## Task inputs

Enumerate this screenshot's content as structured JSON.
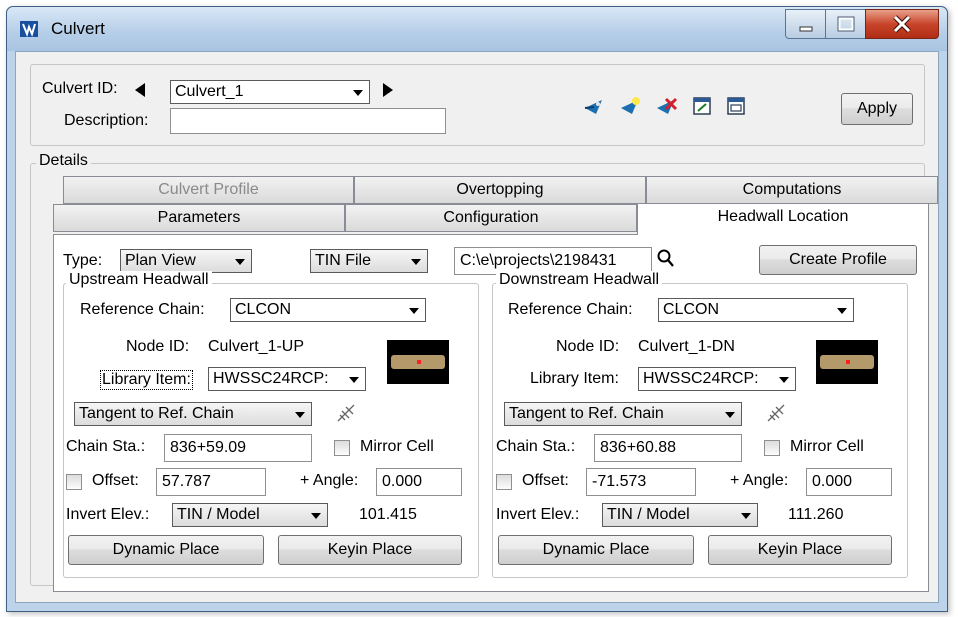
{
  "window": {
    "title": "Culvert",
    "icon": "culvert-app-icon"
  },
  "header": {
    "culvert_id_label": "Culvert ID:",
    "culvert_id_value": "Culvert_1",
    "description_label": "Description:",
    "description_value": "",
    "apply_label": "Apply",
    "toolbar_icons": [
      "add-culvert-icon",
      "edit-culvert-icon",
      "delete-culvert-icon",
      "open-dialog-icon",
      "report-icon"
    ]
  },
  "details": {
    "group_label": "Details",
    "tabs_row1": [
      {
        "label": "Culvert Profile",
        "disabled": true
      },
      {
        "label": "Overtopping"
      },
      {
        "label": "Computations"
      }
    ],
    "tabs_row2": [
      {
        "label": "Parameters"
      },
      {
        "label": "Configuration"
      },
      {
        "label": "Headwall Location",
        "active": true
      }
    ]
  },
  "headwall": {
    "type_label": "Type:",
    "type_value": "Plan View",
    "source_value": "TIN File",
    "path_value": "C:\\e\\projects\\2198431",
    "create_profile_label": "Create Profile",
    "upstream": {
      "group_label": "Upstream Headwall",
      "ref_chain_label": "Reference Chain:",
      "ref_chain_value": "CLCON",
      "node_id_label": "Node ID:",
      "node_id_value": "Culvert_1-UP",
      "library_item_label": "Library Item:",
      "library_item_value": "HWSSC24RCP:",
      "orientation_value": "Tangent to Ref. Chain",
      "chain_sta_label": "Chain Sta.:",
      "chain_sta_value": "836+59.09",
      "mirror_label": "Mirror Cell",
      "offset_label": "Offset:",
      "offset_value": "57.787",
      "angle_label": "+ Angle:",
      "angle_value": "0.000",
      "invert_label": "Invert Elev.:",
      "invert_source": "TIN / Model",
      "invert_value": "101.415",
      "dynamic_place_label": "Dynamic Place",
      "keyin_place_label": "Keyin Place"
    },
    "downstream": {
      "group_label": "Downstream Headwall",
      "ref_chain_label": "Reference Chain:",
      "ref_chain_value": "CLCON",
      "node_id_label": "Node ID:",
      "node_id_value": "Culvert_1-DN",
      "library_item_label": "Library Item:",
      "library_item_value": "HWSSC24RCP:",
      "orientation_value": "Tangent to Ref. Chain",
      "chain_sta_label": "Chain Sta.:",
      "chain_sta_value": "836+60.88",
      "mirror_label": "Mirror Cell",
      "offset_label": "Offset:",
      "offset_value": "-71.573",
      "angle_label": "+ Angle:",
      "angle_value": "0.000",
      "invert_label": "Invert Elev.:",
      "invert_source": "TIN / Model",
      "invert_value": "111.260",
      "dynamic_place_label": "Dynamic Place",
      "keyin_place_label": "Keyin Place"
    }
  }
}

## What is required
Your copy of the data above should match it exactly, except that pictures are left out.

## Worked solution
Enumerate this screenshot's content as structured JSON.
{
  "window": {
    "title": "Culvert",
    "icon": "culvert-app-icon"
  },
  "header": {
    "culvert_id_label": "Culvert ID:",
    "culvert_id_value": "Culvert_1",
    "description_label": "Description:",
    "description_value": "",
    "apply_label": "Apply",
    "toolbar_icons": [
      "add-culvert-icon",
      "edit-culvert-icon",
      "delete-culvert-icon",
      "open-dialog-icon",
      "report-icon"
    ]
  },
  "details": {
    "group_label": "Details",
    "tabs_row1": [
      {
        "label": "Culvert Profile",
        "disabled": true
      },
      {
        "label": "Overtopping"
      },
      {
        "label": "Computations"
      }
    ],
    "tabs_row2": [
      {
        "label": "Parameters"
      },
      {
        "label": "Configuration"
      },
      {
        "label": "Headwall Location",
        "active": true
      }
    ]
  },
  "headwall": {
    "type_label": "Type:",
    "type_value": "Plan View",
    "source_value": "TIN File",
    "path_value": "C:\\e\\projects\\2198431",
    "create_profile_label": "Create Profile",
    "upstream": {
      "group_label": "Upstream Headwall",
      "ref_chain_label": "Reference Chain:",
      "ref_chain_value": "CLCON",
      "node_id_label": "Node ID:",
      "node_id_value": "Culvert_1-UP",
      "library_item_label": "Library Item:",
      "library_item_value": "HWSSC24RCP:",
      "orientation_value": "Tangent to Ref. Chain",
      "chain_sta_label": "Chain Sta.:",
      "chain_sta_value": "836+59.09",
      "mirror_label": "Mirror Cell",
      "offset_label": "Offset:",
      "offset_value": "57.787",
      "angle_label": "+ Angle:",
      "angle_value": "0.000",
      "invert_label": "Invert Elev.:",
      "invert_source": "TIN / Model",
      "invert_value": "101.415",
      "dynamic_place_label": "Dynamic Place",
      "keyin_place_label": "Keyin Place"
    },
    "downstream": {
      "group_label": "Downstream Headwall",
      "ref_chain_label": "Reference Chain:",
      "ref_chain_value": "CLCON",
      "node_id_label": "Node ID:",
      "node_id_value": "Culvert_1-DN",
      "library_item_label": "Library Item:",
      "library_item_value": "HWSSC24RCP:",
      "orientation_value": "Tangent to Ref. Chain",
      "chain_sta_label": "Chain Sta.:",
      "chain_sta_value": "836+60.88",
      "mirror_label": "Mirror Cell",
      "offset_label": "Offset:",
      "offset_value": "-71.573",
      "angle_label": "+ Angle:",
      "angle_value": "0.000",
      "invert_label": "Invert Elev.:",
      "invert_source": "TIN / Model",
      "invert_value": "111.260",
      "dynamic_place_label": "Dynamic Place",
      "keyin_place_label": "Keyin Place"
    }
  }
}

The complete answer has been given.